**EXERCISE**:
Search the material below for the string "Strängnäs" and extract each line that has it.

* * *

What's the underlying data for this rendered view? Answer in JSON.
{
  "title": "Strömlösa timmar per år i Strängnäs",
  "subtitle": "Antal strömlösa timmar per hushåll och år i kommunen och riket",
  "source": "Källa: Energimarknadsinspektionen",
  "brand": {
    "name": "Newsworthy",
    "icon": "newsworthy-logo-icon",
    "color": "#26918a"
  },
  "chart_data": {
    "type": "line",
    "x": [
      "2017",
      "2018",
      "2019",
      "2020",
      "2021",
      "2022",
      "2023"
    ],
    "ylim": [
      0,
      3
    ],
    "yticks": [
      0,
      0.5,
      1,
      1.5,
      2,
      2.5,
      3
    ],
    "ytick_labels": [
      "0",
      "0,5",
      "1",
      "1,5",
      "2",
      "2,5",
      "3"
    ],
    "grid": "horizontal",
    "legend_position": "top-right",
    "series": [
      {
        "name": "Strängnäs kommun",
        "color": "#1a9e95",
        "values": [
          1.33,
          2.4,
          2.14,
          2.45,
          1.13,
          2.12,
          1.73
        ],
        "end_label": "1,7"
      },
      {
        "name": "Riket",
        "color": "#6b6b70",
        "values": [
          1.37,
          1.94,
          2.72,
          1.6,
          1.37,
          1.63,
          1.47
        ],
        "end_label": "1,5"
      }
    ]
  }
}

* * *

**RESULT**:
  "title": "Strömlösa timmar per år i Strängnäs",
        "name": "Strängnäs kommun",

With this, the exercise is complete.